Copy the full set of lines exactly as given.

#### Record extracts

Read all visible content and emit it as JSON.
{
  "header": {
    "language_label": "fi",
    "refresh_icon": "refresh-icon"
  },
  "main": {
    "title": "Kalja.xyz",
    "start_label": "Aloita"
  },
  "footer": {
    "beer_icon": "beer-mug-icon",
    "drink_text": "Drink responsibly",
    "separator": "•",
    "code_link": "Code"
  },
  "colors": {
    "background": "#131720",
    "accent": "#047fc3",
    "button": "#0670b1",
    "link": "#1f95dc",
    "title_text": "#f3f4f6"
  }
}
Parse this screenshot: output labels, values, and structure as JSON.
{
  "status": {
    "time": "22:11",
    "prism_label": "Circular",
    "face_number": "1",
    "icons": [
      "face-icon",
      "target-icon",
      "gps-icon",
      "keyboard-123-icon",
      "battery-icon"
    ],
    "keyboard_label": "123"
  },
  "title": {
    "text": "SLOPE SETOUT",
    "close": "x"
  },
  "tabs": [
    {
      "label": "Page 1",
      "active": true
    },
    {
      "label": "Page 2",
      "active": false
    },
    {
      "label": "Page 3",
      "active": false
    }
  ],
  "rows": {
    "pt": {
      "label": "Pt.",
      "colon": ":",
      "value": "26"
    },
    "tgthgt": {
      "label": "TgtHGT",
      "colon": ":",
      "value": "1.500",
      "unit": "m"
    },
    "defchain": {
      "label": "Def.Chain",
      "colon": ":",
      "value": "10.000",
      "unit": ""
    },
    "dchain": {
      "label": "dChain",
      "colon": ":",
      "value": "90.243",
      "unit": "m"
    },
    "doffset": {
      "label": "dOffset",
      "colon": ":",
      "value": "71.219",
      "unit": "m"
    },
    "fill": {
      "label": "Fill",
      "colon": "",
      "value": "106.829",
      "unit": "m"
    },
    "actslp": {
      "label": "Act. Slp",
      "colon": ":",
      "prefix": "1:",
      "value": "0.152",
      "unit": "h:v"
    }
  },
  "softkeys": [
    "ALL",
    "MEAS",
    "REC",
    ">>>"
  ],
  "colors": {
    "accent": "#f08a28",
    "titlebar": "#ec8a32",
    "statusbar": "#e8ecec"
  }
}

########

* _Exercise solution_
Read all visible content and emit it as JSON.
{
  "header": {
    "language_label": "fi",
    "refresh_icon": "refresh-icon"
  },
  "main": {
    "title": "Kalja.xyz",
    "start_label": "Aloita"
  },
  "footer": {
    "beer_icon": "beer-mug-icon",
    "drink_text": "Drink responsibly",
    "separator": "•",
    "code_link": "Code"
  },
  "colors": {
    "background": "#131720",
    "accent": "#047fc3",
    "button": "#0670b1",
    "link": "#1f95dc",
    "title_text": "#f3f4f6"
  }
}
Parse this screenshot: output labels, values, and structure as JSON.
{
  "status": {
    "time": "22:11",
    "prism_label": "Circular",
    "face_number": "1",
    "icons": [
      "face-icon",
      "target-icon",
      "gps-icon",
      "keyboard-123-icon",
      "battery-icon"
    ],
    "keyboard_label": "123"
  },
  "title": {
    "text": "SLOPE SETOUT",
    "close": "x"
  },
  "tabs": [
    {
      "label": "Page 1",
      "active": true
    },
    {
      "label": "Page 2",
      "active": false
    },
    {
      "label": "Page 3",
      "active": false
    }
  ],
  "rows": {
    "pt": {
      "label": "Pt.",
      "colon": ":",
      "value": "26"
    },
    "tgthgt": {
      "label": "TgtHGT",
      "colon": ":",
      "value": "1.500",
      "unit": "m"
    },
    "defchain": {
      "label": "Def.Chain",
      "colon": ":",
      "value": "10.000",
      "unit": ""
    },
    "dchain": {
      "label": "dChain",
      "colon": ":",
      "value": "90.243",
      "unit": "m"
    },
    "doffset": {
      "label": "dOffset",
      "colon": ":",
      "value": "71.219",
      "unit": "m"
    },
    "fill": {
      "label": "Fill",
      "colon": "",
      "value": "106.829",
      "unit": "m"
    },
    "actslp": {
      "label": "Act. Slp",
      "colon": ":",
      "prefix": "1:",
      "value": "0.152",
      "unit": "h:v"
    }
  },
  "softkeys": [
    "ALL",
    "MEAS",
    "REC",
    ">>>"
  ],
  "colors": {
    "accent": "#f08a28",
    "titlebar": "#ec8a32",
    "statusbar": "#e8ecec"
  }
}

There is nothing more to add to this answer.